Records from a collection:
▬▬▬▬▬▬▬▬▬▬
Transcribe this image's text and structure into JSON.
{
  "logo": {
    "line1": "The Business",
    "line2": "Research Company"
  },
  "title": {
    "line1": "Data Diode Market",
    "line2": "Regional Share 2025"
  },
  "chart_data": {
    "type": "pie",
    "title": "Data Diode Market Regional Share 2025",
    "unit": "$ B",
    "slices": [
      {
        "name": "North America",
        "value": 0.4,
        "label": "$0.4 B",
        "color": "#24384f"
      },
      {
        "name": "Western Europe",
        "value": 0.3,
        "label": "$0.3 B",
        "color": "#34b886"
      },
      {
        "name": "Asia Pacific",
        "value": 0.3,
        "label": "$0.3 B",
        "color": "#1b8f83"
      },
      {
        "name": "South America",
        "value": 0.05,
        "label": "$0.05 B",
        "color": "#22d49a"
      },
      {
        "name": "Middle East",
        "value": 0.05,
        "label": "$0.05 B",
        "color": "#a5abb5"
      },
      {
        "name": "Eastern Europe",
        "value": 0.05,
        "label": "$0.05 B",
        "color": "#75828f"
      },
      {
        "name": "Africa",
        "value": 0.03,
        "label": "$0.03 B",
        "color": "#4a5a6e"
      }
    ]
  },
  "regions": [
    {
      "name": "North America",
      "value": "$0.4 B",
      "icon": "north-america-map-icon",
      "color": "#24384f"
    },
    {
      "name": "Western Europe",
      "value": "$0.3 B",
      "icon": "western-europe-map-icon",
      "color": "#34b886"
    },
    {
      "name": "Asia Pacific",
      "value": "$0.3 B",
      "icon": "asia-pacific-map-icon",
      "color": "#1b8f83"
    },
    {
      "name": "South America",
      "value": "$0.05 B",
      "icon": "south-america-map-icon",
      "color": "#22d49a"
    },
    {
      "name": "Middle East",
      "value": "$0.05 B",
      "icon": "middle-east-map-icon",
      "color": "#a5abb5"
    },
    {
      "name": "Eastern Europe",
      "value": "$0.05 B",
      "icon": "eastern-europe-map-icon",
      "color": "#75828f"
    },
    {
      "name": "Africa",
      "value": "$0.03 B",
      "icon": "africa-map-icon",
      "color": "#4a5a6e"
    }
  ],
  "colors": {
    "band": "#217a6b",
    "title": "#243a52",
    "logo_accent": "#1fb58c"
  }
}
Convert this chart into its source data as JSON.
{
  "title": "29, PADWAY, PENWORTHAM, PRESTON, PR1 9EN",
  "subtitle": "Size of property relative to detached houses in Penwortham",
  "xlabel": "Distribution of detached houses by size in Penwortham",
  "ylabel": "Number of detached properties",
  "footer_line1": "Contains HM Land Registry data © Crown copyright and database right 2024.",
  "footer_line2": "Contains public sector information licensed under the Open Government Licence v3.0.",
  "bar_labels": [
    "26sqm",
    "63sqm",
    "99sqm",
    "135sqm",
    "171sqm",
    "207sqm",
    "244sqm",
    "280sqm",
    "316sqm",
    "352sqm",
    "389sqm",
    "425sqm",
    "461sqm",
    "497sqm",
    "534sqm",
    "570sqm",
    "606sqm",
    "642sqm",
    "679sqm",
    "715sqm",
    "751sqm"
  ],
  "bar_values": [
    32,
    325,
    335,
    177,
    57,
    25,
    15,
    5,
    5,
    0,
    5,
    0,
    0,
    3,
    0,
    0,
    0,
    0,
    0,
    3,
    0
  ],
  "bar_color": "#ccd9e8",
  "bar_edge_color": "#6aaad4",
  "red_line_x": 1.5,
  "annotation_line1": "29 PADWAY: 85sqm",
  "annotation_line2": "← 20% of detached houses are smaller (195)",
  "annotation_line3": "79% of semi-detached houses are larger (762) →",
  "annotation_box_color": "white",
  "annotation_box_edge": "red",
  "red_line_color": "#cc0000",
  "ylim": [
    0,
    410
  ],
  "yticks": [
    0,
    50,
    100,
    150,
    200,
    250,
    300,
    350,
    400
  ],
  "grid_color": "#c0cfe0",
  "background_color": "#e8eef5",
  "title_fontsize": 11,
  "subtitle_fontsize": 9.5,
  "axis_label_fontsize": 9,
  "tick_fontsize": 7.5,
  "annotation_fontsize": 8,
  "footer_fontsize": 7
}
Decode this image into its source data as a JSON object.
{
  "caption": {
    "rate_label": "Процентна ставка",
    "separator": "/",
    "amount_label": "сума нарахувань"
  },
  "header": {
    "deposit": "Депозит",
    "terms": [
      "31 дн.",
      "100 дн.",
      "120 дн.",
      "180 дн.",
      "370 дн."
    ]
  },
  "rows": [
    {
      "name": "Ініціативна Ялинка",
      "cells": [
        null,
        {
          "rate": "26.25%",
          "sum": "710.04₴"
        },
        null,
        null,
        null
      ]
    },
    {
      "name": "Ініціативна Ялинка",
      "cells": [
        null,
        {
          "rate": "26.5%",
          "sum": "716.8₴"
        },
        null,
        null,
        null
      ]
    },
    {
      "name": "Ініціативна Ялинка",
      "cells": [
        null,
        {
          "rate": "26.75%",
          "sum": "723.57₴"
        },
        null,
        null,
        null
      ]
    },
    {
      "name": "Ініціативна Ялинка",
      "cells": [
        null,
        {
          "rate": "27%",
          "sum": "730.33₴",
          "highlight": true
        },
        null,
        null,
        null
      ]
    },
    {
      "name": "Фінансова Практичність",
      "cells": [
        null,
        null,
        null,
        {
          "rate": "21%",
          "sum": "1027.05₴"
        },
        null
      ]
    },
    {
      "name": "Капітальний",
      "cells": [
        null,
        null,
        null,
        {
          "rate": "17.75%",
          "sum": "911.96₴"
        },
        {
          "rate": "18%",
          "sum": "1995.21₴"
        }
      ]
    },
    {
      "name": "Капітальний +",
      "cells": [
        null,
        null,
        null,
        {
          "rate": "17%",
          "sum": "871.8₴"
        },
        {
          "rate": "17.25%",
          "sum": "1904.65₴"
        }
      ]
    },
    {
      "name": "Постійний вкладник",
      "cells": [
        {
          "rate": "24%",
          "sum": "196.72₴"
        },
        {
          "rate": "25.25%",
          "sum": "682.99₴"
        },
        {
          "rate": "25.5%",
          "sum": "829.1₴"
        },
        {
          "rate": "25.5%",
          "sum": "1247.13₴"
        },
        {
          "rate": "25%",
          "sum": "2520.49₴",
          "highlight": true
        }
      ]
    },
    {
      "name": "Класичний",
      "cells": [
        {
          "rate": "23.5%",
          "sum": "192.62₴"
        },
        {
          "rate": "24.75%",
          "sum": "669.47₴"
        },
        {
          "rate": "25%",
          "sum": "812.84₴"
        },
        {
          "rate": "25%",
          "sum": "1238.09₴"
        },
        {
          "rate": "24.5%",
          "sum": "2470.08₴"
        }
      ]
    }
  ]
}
▬▬▬▬▬▬▬▬▬▬
> SET EXERCISE:
Working from the entries above, return all lines that contain "into".

> WORKED SOLUTION:
Transcribe this image's text and structure into JSON.
Convert this chart into its source data as JSON.
Decode this image into its source data as a JSON object.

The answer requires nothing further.